____ READING TEXT

Is  your meaning.....that you try different IPDs and the results are still good...

That...this indicates your "3-axis collimation" is good...?

 

At the moment, emperically and analytically,  we cannot quite assume this yet,

since actual observations have not been taken of that actual case.

For starters, you would need to specifiy the two IPDs used.

For example, an IPD of 58mm is quite low, and an IPD of 70mm is quite high.

Those would be good benchmarks to test.

A direct analytical answer (3D vector calculation) has not been given....that I know of.

 

-------------------------------------------------

The next step is to determine..... what difference is significant?

I picked a pair of 7x50s, set them to my IPD of 63mm.

The distance becomes an objective spacing of 117mm (actual measurement)

  Many people expect decent use of the binoculars to include a near point of 30 ft...

  ...that is unrealistic, collimation-wise.... it will cause some discomfort

    Let's be kind  and consider a distance of 75 ft. ....

   at that point, the 'misalignment due to the two centerlines being different is:

   arctan((117/25.4) / 12)  / 75) =  0.29324 degrees, which is   1056 arc-seconds difference

   (looking out from the objective) from centerline to centerline, from left to right field.

   Since typical human 'acuity' (best line rsolution) is ~60 arc-seconds, that's

   a difference of ~18  'acuities' that is found to be OK

   (at least, according to my testing out the window. laser range-finder confirms 76 ft)

    So what can we check against? 

    I turned the IPD to 74mm, which made the objective spacing:  119mm

     Oddly enough, the target difference of an assumed perfect pair would be

     almost the same.  That's the nature of large and small circles..

 

      It looks like, from a 2D analysis, the 'ballpark' of misalignment due to

        a skewed 3rd axis is a small fraction of what the eyes can tolerate in

        image difference.

________
____ PROVIDED RECORDS

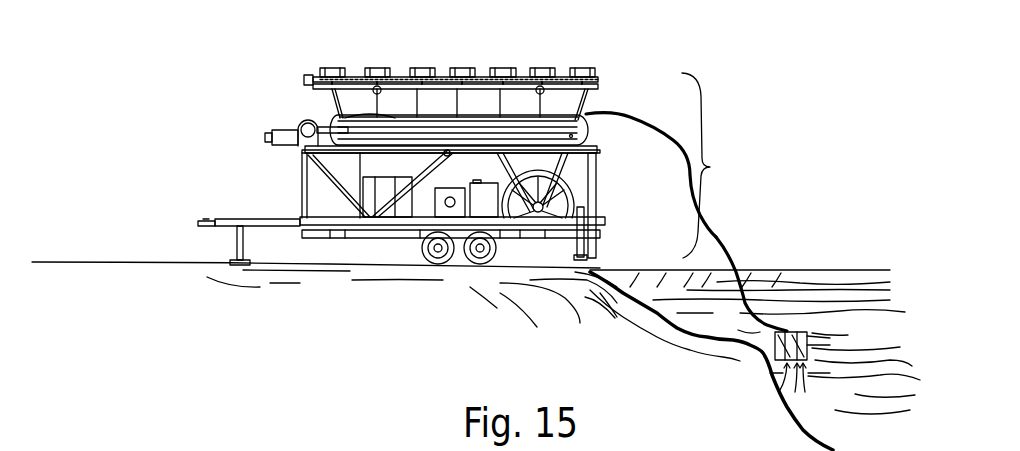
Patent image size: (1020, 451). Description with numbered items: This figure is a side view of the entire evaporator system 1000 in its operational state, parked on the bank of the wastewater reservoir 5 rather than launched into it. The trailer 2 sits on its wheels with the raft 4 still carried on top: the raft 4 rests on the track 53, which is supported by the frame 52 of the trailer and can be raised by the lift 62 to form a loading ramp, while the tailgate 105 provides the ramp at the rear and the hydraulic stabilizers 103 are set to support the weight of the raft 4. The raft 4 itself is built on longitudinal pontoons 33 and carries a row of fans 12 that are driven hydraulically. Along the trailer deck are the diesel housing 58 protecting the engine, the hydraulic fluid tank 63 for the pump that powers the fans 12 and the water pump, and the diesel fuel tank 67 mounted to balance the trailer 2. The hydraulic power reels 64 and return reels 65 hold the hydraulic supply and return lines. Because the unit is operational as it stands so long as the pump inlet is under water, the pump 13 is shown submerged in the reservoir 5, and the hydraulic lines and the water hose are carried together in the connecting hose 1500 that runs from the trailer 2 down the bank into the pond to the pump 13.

The trailer 2 is at (248, 220).
The raft 4 is at (583, 104).
The wastewater reservoir 5 is at (734, 324).
The fans 12 is at (380, 67).
The pump 13 is at (800, 332).
The longitudinal pontoons 33 is at (451, 133).
The frame 52 is at (305, 173).
The track 53 is at (597, 147).
The diesel housing 58 is at (382, 198).
The lift 62 is at (432, 167).
The hydraulic fluid tank 63 is at (450, 208).
The hydraulic power reels 64 is at (540, 178).
The return reels 65 is at (573, 192).
The diesel fuel tank 67 is at (483, 198).
The hydraulic stabilizers 103 is at (582, 247).
The tailgate 105 is at (596, 205).
The evaporator system 1000 is at (723, 165).
The connecting hose 1500 is at (725, 232).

________

◆ WHAT THIS EXERCISE ASKS
**1.** In the post on binocular collimation, what objective spacing did the 7x50s have when set to an IPD of 63mm?
**2.** Write the next few sentences of the post on binocular collimation, picking up after its last line.
The listing is separate material and has nothing to do with the binocular post.

◆ EXERCISE RESULTS
**1.** 117mm

**2.**
     For a more definitive answer, maybe our local 'ray-tracers' would be ab le

    to figure the vectors in 3D, though that may not be the same calculations their

    software usually uses...

    But....it is hard to see how the trouble due to different IPDs .is in the same

    ballpark at all as the misalignment due to common near-range use.

  Note that:

   Figure #1 of the "Collimation Manfesto #11" compares a system unaligned with one

     aligned, but not necessarily in all 3 axes.

     It is also a slightly extreme example...that is understandable, to illustrate a test method. 

       It does not, however,  address a system that

     is perfectly aligned at, say, 60mm IPD and then has the picture taken at 80mm IPD.

     That empirical evidence has yet to be given, and calculations also don't exist..

     The case for conditional alignment in Figure #1 seems to be used to bolster 3-axis alignment's importance.

      It isn't clear whether it is a case of a gift that "will protect your house from tigers" in the UK

      (ie; a problem is being solved that mostly doesn't occur)...

 

  I discovered this mismatch of experience and doctrine when aligning binoculars with very extreme

   eccentrics, the Wollensack 6x30 M5 issued to the US  NAvy and Merchant Marine.

   My father-in-law had an IPD of 70mm (the outer limit for the M5), and I have 63mm.   Aligning for my eyes

   (using the 4-inch-from-eyes multiplier) made hom quite happy as well, and I was baffled

    as to why it worked well.  He had used an M5 in 1945  (occupation force), and noted that a lot of them

    fell to 'the deck' and were fixed and re-aligned.   Sadly, most of them sank 

    with Merchant Marine sailors in the mid-Atlantic, along with thousands of tons of Spam

    and baked beans headed for England..


Edited by MartinPond, Yesterday, 09:38 AM.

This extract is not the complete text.